START The input

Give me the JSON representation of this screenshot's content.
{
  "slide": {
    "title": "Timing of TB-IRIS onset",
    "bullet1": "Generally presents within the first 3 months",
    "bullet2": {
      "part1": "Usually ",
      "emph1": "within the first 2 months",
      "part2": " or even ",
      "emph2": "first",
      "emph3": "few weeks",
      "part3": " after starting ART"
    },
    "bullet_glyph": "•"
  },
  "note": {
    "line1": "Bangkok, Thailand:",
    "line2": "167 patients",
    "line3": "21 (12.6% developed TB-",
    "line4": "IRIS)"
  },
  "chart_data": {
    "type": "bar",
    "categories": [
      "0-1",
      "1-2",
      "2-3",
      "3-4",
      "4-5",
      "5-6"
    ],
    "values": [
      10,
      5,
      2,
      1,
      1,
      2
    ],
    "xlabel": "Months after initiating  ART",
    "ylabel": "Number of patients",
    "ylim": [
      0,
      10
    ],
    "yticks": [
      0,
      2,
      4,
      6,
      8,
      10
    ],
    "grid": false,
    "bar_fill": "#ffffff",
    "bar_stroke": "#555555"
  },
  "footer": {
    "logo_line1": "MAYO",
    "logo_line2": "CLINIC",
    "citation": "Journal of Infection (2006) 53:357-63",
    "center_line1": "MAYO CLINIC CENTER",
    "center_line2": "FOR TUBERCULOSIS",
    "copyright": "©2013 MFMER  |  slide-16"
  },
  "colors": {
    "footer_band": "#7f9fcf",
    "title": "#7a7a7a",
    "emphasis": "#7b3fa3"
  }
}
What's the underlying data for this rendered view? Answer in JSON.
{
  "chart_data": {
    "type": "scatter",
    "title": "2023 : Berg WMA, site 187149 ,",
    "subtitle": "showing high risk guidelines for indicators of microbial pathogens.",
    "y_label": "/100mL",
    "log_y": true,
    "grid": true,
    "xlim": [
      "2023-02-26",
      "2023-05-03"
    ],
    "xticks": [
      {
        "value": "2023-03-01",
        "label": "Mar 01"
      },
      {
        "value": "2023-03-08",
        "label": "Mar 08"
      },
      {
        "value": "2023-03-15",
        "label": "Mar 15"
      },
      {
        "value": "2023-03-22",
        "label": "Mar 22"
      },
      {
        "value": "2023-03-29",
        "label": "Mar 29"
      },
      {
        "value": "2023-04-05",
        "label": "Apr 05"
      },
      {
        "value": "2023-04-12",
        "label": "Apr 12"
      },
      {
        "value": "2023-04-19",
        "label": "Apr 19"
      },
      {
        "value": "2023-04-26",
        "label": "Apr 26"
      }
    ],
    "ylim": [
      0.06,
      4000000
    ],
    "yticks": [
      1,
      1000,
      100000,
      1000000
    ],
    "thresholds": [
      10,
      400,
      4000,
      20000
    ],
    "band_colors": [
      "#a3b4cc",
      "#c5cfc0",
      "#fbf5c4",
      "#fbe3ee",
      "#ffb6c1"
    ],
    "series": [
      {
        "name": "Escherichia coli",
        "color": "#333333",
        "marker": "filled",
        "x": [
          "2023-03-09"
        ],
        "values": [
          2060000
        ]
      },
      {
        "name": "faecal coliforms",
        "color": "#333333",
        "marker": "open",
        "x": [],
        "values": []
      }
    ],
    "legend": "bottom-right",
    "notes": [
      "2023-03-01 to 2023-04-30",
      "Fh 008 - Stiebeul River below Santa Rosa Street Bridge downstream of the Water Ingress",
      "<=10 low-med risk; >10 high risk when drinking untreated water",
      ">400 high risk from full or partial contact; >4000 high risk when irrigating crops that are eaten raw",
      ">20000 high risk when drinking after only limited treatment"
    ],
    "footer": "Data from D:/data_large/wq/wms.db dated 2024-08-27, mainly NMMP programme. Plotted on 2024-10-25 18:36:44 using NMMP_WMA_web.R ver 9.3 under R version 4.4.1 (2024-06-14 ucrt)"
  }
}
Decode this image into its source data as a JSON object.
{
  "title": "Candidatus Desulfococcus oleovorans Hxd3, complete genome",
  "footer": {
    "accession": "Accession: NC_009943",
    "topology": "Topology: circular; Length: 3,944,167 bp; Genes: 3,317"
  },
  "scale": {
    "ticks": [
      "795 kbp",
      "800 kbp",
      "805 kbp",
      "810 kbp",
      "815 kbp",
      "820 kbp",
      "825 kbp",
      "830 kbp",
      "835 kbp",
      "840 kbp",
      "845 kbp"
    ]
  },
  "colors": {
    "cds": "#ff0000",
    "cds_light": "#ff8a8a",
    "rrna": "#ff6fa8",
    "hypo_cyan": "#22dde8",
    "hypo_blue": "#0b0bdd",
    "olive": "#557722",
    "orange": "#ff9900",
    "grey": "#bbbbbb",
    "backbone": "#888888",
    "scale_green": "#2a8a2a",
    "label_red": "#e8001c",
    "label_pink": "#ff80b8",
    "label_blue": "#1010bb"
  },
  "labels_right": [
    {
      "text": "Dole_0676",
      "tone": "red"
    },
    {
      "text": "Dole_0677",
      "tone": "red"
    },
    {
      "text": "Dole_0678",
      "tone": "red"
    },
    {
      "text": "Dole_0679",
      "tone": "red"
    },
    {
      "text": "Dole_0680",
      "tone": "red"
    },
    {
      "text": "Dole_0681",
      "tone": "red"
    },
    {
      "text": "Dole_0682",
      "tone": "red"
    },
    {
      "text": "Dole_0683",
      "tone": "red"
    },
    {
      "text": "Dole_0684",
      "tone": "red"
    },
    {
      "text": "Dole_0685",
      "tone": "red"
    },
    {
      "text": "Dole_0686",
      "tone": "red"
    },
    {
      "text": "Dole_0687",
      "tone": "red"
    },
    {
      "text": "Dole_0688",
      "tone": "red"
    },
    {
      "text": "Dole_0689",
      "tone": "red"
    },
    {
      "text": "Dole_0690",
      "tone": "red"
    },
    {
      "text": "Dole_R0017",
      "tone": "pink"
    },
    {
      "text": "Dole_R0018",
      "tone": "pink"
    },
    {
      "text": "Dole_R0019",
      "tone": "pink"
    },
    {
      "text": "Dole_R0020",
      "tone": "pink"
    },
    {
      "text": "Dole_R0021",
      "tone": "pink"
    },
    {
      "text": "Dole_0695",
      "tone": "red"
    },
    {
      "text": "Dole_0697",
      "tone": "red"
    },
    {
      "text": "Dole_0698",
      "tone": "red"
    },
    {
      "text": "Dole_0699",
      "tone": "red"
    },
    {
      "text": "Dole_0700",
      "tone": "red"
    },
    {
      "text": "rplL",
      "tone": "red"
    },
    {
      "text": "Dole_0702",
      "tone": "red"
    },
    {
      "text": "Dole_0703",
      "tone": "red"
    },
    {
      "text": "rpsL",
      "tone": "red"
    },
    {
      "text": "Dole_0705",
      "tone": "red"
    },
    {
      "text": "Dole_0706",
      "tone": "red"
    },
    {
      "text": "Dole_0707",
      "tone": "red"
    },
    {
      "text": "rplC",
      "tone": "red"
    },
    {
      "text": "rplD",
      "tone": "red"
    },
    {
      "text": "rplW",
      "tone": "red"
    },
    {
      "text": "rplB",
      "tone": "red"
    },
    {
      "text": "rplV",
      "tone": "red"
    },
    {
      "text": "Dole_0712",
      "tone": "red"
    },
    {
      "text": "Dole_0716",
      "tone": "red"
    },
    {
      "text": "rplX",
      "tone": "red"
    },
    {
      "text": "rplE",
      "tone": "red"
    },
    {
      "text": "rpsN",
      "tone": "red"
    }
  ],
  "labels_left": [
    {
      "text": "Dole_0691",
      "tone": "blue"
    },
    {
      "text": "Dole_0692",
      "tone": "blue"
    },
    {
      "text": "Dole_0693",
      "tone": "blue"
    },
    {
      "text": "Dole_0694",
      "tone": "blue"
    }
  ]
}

END The input

Show the lines of the data that hold the word "slide".

  "slide": {
    "copyright": "©2013 MFMER  |  slide-16"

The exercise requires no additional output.